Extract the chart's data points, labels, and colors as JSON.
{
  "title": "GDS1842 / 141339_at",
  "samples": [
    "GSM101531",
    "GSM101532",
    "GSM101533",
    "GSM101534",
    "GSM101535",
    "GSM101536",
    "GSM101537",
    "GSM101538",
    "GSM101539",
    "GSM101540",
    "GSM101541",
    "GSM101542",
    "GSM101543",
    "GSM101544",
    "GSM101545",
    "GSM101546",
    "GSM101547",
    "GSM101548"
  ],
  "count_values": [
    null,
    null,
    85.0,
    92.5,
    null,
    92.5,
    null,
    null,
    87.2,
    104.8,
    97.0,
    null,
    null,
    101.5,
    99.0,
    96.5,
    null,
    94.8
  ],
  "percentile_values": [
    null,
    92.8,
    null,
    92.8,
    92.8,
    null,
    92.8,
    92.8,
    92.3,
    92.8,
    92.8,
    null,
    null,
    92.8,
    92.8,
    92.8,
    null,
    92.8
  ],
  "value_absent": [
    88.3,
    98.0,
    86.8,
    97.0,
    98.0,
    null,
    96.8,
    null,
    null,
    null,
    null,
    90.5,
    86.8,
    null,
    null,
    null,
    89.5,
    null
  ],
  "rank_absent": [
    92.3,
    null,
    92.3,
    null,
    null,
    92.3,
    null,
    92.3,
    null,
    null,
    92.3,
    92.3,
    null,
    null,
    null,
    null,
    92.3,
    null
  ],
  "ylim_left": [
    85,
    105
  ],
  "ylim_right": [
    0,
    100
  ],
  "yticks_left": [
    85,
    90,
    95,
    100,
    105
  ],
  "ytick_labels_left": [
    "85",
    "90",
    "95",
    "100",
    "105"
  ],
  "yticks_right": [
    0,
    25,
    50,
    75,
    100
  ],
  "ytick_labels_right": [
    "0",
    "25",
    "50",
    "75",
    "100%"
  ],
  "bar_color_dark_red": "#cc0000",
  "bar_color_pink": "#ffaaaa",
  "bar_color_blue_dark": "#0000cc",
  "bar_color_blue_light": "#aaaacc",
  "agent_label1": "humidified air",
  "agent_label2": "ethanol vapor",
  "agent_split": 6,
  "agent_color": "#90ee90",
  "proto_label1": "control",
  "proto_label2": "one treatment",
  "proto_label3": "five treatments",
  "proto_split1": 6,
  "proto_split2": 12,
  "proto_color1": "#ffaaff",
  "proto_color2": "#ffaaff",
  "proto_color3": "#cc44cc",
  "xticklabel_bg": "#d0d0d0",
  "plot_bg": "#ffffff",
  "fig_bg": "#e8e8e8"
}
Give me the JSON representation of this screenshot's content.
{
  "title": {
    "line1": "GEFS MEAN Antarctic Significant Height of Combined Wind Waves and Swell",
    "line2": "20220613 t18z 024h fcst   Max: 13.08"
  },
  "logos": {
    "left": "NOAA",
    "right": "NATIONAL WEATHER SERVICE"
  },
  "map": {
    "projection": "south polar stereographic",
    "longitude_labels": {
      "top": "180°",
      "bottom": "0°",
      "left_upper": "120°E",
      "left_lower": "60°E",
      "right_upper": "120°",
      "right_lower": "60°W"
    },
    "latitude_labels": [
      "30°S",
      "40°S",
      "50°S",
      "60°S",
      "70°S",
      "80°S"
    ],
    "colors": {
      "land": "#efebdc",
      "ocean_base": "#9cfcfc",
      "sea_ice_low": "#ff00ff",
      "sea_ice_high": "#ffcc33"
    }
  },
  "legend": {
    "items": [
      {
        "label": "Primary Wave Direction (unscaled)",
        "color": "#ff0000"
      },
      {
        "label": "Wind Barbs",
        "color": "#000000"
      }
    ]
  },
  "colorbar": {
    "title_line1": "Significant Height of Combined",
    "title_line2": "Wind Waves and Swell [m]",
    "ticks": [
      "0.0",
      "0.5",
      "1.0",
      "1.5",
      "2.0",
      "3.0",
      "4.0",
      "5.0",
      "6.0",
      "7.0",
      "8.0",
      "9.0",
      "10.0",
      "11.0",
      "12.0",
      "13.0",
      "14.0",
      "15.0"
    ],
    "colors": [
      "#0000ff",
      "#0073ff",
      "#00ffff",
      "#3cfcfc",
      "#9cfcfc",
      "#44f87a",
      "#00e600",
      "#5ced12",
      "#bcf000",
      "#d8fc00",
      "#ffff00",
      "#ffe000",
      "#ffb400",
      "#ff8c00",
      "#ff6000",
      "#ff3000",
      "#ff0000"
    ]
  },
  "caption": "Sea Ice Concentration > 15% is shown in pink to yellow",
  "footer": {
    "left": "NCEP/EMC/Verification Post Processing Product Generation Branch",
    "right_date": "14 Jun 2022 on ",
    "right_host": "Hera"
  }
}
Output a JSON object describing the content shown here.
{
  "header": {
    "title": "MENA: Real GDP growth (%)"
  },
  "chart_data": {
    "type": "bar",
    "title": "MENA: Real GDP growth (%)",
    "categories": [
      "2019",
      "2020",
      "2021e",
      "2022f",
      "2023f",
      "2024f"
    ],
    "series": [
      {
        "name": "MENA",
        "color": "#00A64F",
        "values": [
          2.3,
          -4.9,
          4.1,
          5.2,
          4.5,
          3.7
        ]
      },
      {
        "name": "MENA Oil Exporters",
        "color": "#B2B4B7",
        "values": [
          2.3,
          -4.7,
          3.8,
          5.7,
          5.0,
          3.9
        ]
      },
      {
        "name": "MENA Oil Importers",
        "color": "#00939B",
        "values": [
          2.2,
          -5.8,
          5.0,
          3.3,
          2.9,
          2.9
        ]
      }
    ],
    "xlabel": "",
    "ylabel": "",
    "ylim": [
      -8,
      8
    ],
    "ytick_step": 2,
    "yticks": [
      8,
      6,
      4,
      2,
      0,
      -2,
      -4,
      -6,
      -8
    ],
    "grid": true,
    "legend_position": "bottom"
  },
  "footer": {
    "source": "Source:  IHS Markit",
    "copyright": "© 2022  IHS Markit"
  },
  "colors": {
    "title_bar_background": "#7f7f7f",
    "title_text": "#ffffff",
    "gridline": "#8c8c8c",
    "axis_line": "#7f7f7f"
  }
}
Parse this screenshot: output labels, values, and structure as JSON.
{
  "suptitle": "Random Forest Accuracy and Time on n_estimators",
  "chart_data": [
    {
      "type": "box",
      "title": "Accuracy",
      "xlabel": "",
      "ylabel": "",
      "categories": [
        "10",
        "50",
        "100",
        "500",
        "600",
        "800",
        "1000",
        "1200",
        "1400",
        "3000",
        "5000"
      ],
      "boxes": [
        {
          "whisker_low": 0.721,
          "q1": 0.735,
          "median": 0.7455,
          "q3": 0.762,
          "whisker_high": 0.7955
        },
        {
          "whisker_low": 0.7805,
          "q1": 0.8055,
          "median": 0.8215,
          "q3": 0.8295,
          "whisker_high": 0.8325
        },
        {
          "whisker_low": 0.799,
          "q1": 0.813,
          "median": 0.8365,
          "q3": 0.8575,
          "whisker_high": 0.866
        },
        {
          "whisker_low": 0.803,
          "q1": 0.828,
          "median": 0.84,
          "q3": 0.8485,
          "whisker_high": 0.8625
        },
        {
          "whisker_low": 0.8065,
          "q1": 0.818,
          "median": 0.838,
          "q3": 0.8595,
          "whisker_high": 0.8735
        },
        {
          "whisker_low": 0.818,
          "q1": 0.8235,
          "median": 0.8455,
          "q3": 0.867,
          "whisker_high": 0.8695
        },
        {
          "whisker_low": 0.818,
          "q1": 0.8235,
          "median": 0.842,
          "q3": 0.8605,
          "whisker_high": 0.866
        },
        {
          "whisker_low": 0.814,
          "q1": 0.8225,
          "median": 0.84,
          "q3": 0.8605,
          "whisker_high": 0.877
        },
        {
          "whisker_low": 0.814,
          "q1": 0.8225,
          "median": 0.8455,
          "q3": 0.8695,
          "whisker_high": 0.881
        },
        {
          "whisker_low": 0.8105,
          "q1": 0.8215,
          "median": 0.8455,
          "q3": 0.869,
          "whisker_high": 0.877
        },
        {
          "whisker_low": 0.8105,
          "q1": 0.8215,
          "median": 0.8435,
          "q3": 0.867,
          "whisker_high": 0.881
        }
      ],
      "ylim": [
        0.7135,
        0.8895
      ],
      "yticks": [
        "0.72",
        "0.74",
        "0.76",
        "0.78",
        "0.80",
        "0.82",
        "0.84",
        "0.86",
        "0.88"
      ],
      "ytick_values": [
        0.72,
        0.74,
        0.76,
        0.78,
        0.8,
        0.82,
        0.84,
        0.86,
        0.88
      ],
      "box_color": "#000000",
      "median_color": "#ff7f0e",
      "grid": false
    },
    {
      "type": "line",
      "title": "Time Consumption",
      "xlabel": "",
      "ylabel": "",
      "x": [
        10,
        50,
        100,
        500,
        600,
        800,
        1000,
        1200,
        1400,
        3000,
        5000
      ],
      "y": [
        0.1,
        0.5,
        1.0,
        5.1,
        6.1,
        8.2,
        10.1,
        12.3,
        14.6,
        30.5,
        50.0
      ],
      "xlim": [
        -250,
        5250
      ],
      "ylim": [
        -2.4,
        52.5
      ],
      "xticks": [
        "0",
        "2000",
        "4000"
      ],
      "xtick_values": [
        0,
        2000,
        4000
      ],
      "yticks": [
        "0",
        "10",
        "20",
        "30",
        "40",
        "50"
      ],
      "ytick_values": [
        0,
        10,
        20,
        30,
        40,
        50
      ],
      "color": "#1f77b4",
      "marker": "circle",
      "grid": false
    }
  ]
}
★ ★ ★ ★ ★
▶ **The problem**
Determine the number of lines where the string "Wind" occurs, and give that number only.

▶ **Output for this task**
3